### Data for this task
++++++++++

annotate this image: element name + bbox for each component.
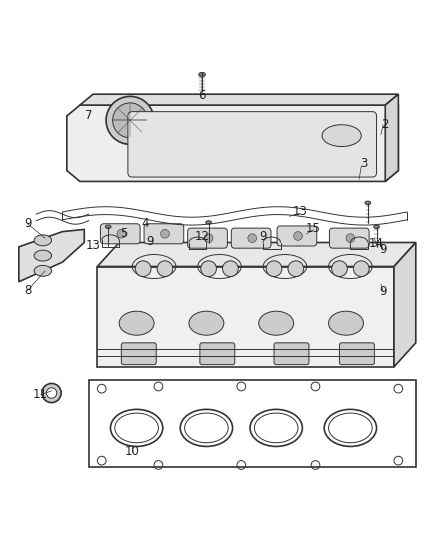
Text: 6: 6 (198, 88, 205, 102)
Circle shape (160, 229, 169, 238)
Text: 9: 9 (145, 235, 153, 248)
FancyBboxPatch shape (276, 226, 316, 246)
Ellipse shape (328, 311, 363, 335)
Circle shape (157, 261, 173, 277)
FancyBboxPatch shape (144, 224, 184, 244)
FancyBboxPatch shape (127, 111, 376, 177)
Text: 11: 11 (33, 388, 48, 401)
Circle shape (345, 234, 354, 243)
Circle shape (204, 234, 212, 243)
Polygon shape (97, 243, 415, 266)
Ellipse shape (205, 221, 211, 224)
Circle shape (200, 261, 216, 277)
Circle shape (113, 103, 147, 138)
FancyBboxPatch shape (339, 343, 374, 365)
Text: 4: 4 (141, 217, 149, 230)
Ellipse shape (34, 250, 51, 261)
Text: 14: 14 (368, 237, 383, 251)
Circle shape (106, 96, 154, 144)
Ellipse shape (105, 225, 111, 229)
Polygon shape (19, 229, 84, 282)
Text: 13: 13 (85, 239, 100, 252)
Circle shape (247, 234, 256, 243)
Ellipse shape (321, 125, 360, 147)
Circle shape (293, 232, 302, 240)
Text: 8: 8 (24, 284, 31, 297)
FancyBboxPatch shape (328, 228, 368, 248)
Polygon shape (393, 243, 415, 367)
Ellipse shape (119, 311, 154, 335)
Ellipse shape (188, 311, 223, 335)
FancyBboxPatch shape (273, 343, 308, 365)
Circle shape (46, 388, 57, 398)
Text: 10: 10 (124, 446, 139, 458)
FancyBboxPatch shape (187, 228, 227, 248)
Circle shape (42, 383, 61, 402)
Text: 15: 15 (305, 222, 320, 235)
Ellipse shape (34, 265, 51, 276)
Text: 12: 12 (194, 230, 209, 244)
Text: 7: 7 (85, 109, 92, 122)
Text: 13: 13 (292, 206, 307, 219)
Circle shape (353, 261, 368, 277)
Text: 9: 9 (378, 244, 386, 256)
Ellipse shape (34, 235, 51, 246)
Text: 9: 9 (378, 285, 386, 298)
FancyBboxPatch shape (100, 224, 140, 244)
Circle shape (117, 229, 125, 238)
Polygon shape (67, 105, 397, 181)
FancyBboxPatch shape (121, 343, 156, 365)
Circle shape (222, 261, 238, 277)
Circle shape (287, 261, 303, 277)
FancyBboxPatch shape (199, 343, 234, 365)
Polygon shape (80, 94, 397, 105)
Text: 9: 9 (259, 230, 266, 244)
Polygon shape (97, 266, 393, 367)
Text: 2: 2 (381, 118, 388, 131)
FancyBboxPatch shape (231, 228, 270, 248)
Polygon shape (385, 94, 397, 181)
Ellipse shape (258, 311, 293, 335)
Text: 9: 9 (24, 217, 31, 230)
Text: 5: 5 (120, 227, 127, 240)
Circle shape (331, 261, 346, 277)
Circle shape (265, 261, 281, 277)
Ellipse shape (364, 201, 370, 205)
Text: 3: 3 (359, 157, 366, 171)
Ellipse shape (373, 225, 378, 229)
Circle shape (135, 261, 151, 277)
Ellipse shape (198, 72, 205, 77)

++++++++++

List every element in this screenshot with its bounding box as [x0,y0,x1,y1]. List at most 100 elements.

++++++++++

### Instructions to follow
Please put the stretch of the records from the line containing "annotate this image: element" through the line containing "Text: 2: 2 (381, 118, 388, 131)" into a Markdown table with the columns Row and Line, leaving out blank lines. Keep the pictures out of the table.

### The completed task
| Row | Line |
|---|---|
| 1 | annotate this image: element name + bbox for each component. |
| 2 | Text: 6: 6 (198, 88, 205, 102) |
| 3 | Circle shape (160, 229, 169, 238) |
| 4 | Text: 9: 9 (145, 235, 153, 248) |
| 5 | FancyBboxPatch shape (276, 226, 316, 246) |
| 6 | Ellipse shape (328, 311, 363, 335) |
| 7 | Circle shape (157, 261, 173, 277) |
| 8 | FancyBboxPatch shape (144, 224, 184, 244) |
| 9 | FancyBboxPatch shape (127, 111, 376, 177) |
| 10 | Text: 11: 11 (33, 388, 48, 401) |
| 11 | Circle shape (345, 234, 354, 243) |
| 12 | Circle shape (204, 234, 212, 243) |
| 13 | Polygon shape (97, 243, 415, 266) |
| 14 | Ellipse shape (205, 221, 211, 224) |
| 15 | Circle shape (200, 261, 216, 277) |
| 16 | Circle shape (113, 103, 147, 138) |
| 17 | FancyBboxPatch shape (339, 343, 374, 365) |
| 18 | Text: 4: 4 (141, 217, 149, 230) |
| 19 | Ellipse shape (34, 250, 51, 261) |
| 20 | Text: 14: 14 (368, 237, 383, 251) |
| 21 | Circle shape (106, 96, 154, 144) |
| 22 | Ellipse shape (105, 225, 111, 229) |
| 23 | Polygon shape (19, 229, 84, 282) |
| 24 | Text: 13: 13 (85, 239, 100, 252) |
| 25 | Circle shape (247, 234, 256, 243) |
| 26 | Ellipse shape (321, 125, 360, 147) |
| 27 | Circle shape (293, 232, 302, 240) |
| 28 | Text: 8: 8 (24, 284, 31, 297) |
| 29 | FancyBboxPatch shape (328, 228, 368, 248) |
| 30 | Polygon shape (393, 243, 415, 367) |
| 31 | Ellipse shape (119, 311, 154, 335) |
| 32 | Ellipse shape (188, 311, 223, 335) |
| 33 | FancyBboxPatch shape (273, 343, 308, 365) |
| 34 | Circle shape (46, 388, 57, 398) |
| 35 | Text: 10: 10 (124, 446, 139, 458) |
| 36 | FancyBboxPatch shape (187, 228, 227, 248) |
| 37 | Circle shape (42, 383, 61, 402) |
| 38 | Text: 15: 15 (305, 222, 320, 235) |
| 39 | Ellipse shape (34, 265, 51, 276) |
| 40 | Text: 12: 12 (194, 230, 209, 244) |
| 41 | Text: 7: 7 (85, 109, 92, 122) |
| 42 | Text: 13: 13 (292, 206, 307, 219) |
| 43 | Circle shape (353, 261, 368, 277) |
| 44 | Text: 9: 9 (378, 244, 386, 256) |
| 45 | Ellipse shape (34, 235, 51, 246) |
| 46 | Text: 9: 9 (378, 285, 386, 298) |
| 47 | FancyBboxPatch shape (100, 224, 140, 244) |
| 48 | Circle shape (117, 229, 125, 238) |
| 49 | Polygon shape (67, 105, 397, 181) |
| 50 | FancyBboxPatch shape (121, 343, 156, 365) |
| 51 | Circle shape (222, 261, 238, 277) |
| 52 | Circle shape (287, 261, 303, 277) |
| 53 | FancyBboxPatch shape (199, 343, 234, 365) |
| 54 | Polygon shape (80, 94, 397, 105) |
| 55 | Text: 9: 9 (259, 230, 266, 244) |
| 56 | Polygon shape (97, 266, 393, 367) |
| 57 | Text: 2: 2 (381, 118, 388, 131) |